>> Begin Material for this exercise

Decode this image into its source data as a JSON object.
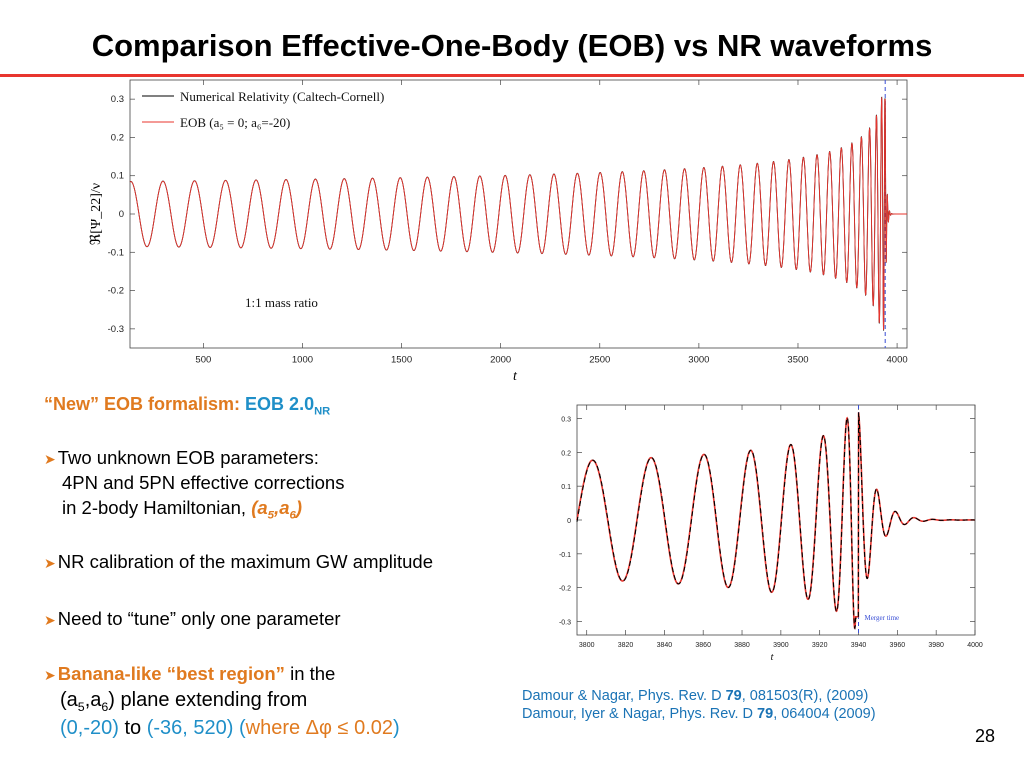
{
  "slide": {
    "title": "Comparison Effective-One-Body (EOB) vs NR waveforms",
    "page_number": "28"
  },
  "colors": {
    "accent": "#e8352e",
    "nr": "#000000",
    "eob": "#e8352e",
    "merger_line": "#3a4fd6",
    "orange_text": "#e07a1f",
    "blue_text": "#1f8fc8"
  },
  "bullets": {
    "heading": {
      "part1": "“New” EOB formalism: ",
      "part2": "EOB 2.0",
      "sub": "NR"
    },
    "b1": {
      "line1": "Two unknown EOB parameters:",
      "line2": "4PN and 5PN effective corrections",
      "line3_pre": "in 2-body Hamiltonian, ",
      "params": {
        "open": "(a",
        "s1": "5",
        "mid": ",a",
        "s2": "6",
        "close": ")"
      }
    },
    "b2": "NR calibration of the maximum GW amplitude",
    "b3": "Need to “tune” only one parameter",
    "b4": {
      "highlight": "Banana-like “best region”",
      "rest": " in the",
      "line2": {
        "open": "(a",
        "s1": "5",
        "mid": ",a",
        "s2": "6",
        "close": ") plane extending from"
      },
      "range_start": "(0,-20)",
      "to_word": " to ",
      "range_end": "(-36, 520)",
      "where_open": " (",
      "where_word": "where ",
      "condition": "Δφ ≤ 0.02",
      "where_close": ")"
    }
  },
  "references": {
    "r1": {
      "pre": "Damour & Nagar, Phys. Rev. D ",
      "vol": "79",
      "post": ", 081503(R), (2009)"
    },
    "r2": {
      "pre": "Damour, Iyer & Nagar, Phys. Rev. D ",
      "vol": "79",
      "post": ", 064004 (2009)"
    }
  },
  "chart_data": [
    {
      "type": "line",
      "title": "",
      "xlabel": "t",
      "ylabel": "ℜ[Ψ_22]/ν",
      "xlim": [
        130,
        4050
      ],
      "ylim": [
        -0.35,
        0.35
      ],
      "xticks": [
        "500",
        "1000",
        "1500",
        "2000",
        "2500",
        "3000",
        "3500",
        "4000"
      ],
      "yticks": [
        "0.3",
        "0.2",
        "0.1",
        "0",
        "-0.1",
        "-0.2",
        "-0.3"
      ],
      "legend": {
        "position": "top-left",
        "entries": [
          "Numerical Relativity (Caltech-Cornell)",
          "EOB (a₅ = 0; a₆=-20)"
        ]
      },
      "annotation": "1:1 mass ratio",
      "merger_time": 3940,
      "series": [
        {
          "name": "Numerical Relativity (Caltech-Cornell)",
          "shape": "inspiral-merger-ringdown",
          "t_start": 130,
          "t_merger": 3940,
          "amplitude_initial": 0.085,
          "amplitude_peak": 0.305,
          "cycles": 37
        },
        {
          "name": "EOB (a₅ = 0; a₆=-20)",
          "shape": "inspiral-merger-ringdown",
          "t_start": 130,
          "t_merger": 3940,
          "amplitude_initial": 0.085,
          "amplitude_peak": 0.305,
          "cycles": 37
        }
      ]
    },
    {
      "type": "line",
      "title": "",
      "xlabel": "t",
      "ylabel": "",
      "xlim": [
        3795,
        4000
      ],
      "ylim": [
        -0.34,
        0.34
      ],
      "xticks": [
        "3800",
        "3820",
        "3840",
        "3860",
        "3880",
        "3900",
        "3920",
        "3940",
        "3960",
        "3980",
        "4000"
      ],
      "yticks": [
        "0.3",
        "0.2",
        "0.1",
        "0",
        "-0.1",
        "-0.2",
        "-0.3"
      ],
      "annotation": "Merger time",
      "merger_time": 3940,
      "series": [
        {
          "name": "Numerical Relativity (Caltech-Cornell)",
          "shape": "late-inspiral-merger-ringdown",
          "t_start": 3795,
          "t_merger": 3940,
          "amplitude_start": 0.175,
          "amplitude_peak": 0.32
        },
        {
          "name": "EOB (a₅ = 0; a₆=-20)",
          "shape": "late-inspiral-merger-ringdown",
          "t_start": 3795,
          "t_merger": 3940,
          "amplitude_start": 0.175,
          "amplitude_peak": 0.32
        }
      ]
    }
  ]
}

>> End Material for this exercise

Given request: Copy out the entries verbatim and leave the images out.

The answer:
Decode this image into its source data as a JSON object.
{
  "slide": {
    "title": "Comparison Effective-One-Body (EOB) vs NR waveforms",
    "page_number": "28"
  },
  "colors": {
    "accent": "#e8352e",
    "nr": "#000000",
    "eob": "#e8352e",
    "merger_line": "#3a4fd6",
    "orange_text": "#e07a1f",
    "blue_text": "#1f8fc8"
  },
  "bullets": {
    "heading": {
      "part1": "“New” EOB formalism: ",
      "part2": "EOB 2.0",
      "sub": "NR"
    },
    "b1": {
      "line1": "Two unknown EOB parameters:",
      "line2": "4PN and 5PN effective corrections",
      "line3_pre": "in 2-body Hamiltonian, ",
      "params": {
        "open": "(a",
        "s1": "5",
        "mid": ",a",
        "s2": "6",
        "close": ")"
      }
    },
    "b2": "NR calibration of the maximum GW amplitude",
    "b3": "Need to “tune” only one parameter",
    "b4": {
      "highlight": "Banana-like “best region”",
      "rest": " in the",
      "line2": {
        "open": "(a",
        "s1": "5",
        "mid": ",a",
        "s2": "6",
        "close": ") plane extending from"
      },
      "range_start": "(0,-20)",
      "to_word": " to ",
      "range_end": "(-36, 520)",
      "where_open": " (",
      "where_word": "where ",
      "condition": "Δφ ≤ 0.02",
      "where_close": ")"
    }
  },
  "references": {
    "r1": {
      "pre": "Damour & Nagar, Phys. Rev. D ",
      "vol": "79",
      "post": ", 081503(R), (2009)"
    },
    "r2": {
      "pre": "Damour, Iyer & Nagar, Phys. Rev. D ",
      "vol": "79",
      "post": ", 064004 (2009)"
    }
  },
  "chart_data": [
    {
      "type": "line",
      "title": "",
      "xlabel": "t",
      "ylabel": "ℜ[Ψ_22]/ν",
      "xlim": [
        130,
        4050
      ],
      "ylim": [
        -0.35,
        0.35
      ],
      "xticks": [
        "500",
        "1000",
        "1500",
        "2000",
        "2500",
        "3000",
        "3500",
        "4000"
      ],
      "yticks": [
        "0.3",
        "0.2",
        "0.1",
        "0",
        "-0.1",
        "-0.2",
        "-0.3"
      ],
      "legend": {
        "position": "top-left",
        "entries": [
          "Numerical Relativity (Caltech-Cornell)",
          "EOB (a₅ = 0; a₆=-20)"
        ]
      },
      "annotation": "1:1 mass ratio",
      "merger_time": 3940,
      "series": [
        {
          "name": "Numerical Relativity (Caltech-Cornell)",
          "shape": "inspiral-merger-ringdown",
          "t_start": 130,
          "t_merger": 3940,
          "amplitude_initial": 0.085,
          "amplitude_peak": 0.305,
          "cycles": 37
        },
        {
          "name": "EOB (a₅ = 0; a₆=-20)",
          "shape": "inspiral-merger-ringdown",
          "t_start": 130,
          "t_merger": 3940,
          "amplitude_initial": 0.085,
          "amplitude_peak": 0.305,
          "cycles": 37
        }
      ]
    },
    {
      "type": "line",
      "title": "",
      "xlabel": "t",
      "ylabel": "",
      "xlim": [
        3795,
        4000
      ],
      "ylim": [
        -0.34,
        0.34
      ],
      "xticks": [
        "3800",
        "3820",
        "3840",
        "3860",
        "3880",
        "3900",
        "3920",
        "3940",
        "3960",
        "3980",
        "4000"
      ],
      "yticks": [
        "0.3",
        "0.2",
        "0.1",
        "0",
        "-0.1",
        "-0.2",
        "-0.3"
      ],
      "annotation": "Merger time",
      "merger_time": 3940,
      "series": [
        {
          "name": "Numerical Relativity (Caltech-Cornell)",
          "shape": "late-inspiral-merger-ringdown",
          "t_start": 3795,
          "t_merger": 3940,
          "amplitude_start": 0.175,
          "amplitude_peak": 0.32
        },
        {
          "name": "EOB (a₅ = 0; a₆=-20)",
          "shape": "late-inspiral-merger-ringdown",
          "t_start": 3795,
          "t_merger": 3940,
          "amplitude_start": 0.175,
          "amplitude_peak": 0.32
        }
      ]
    }
  ]
}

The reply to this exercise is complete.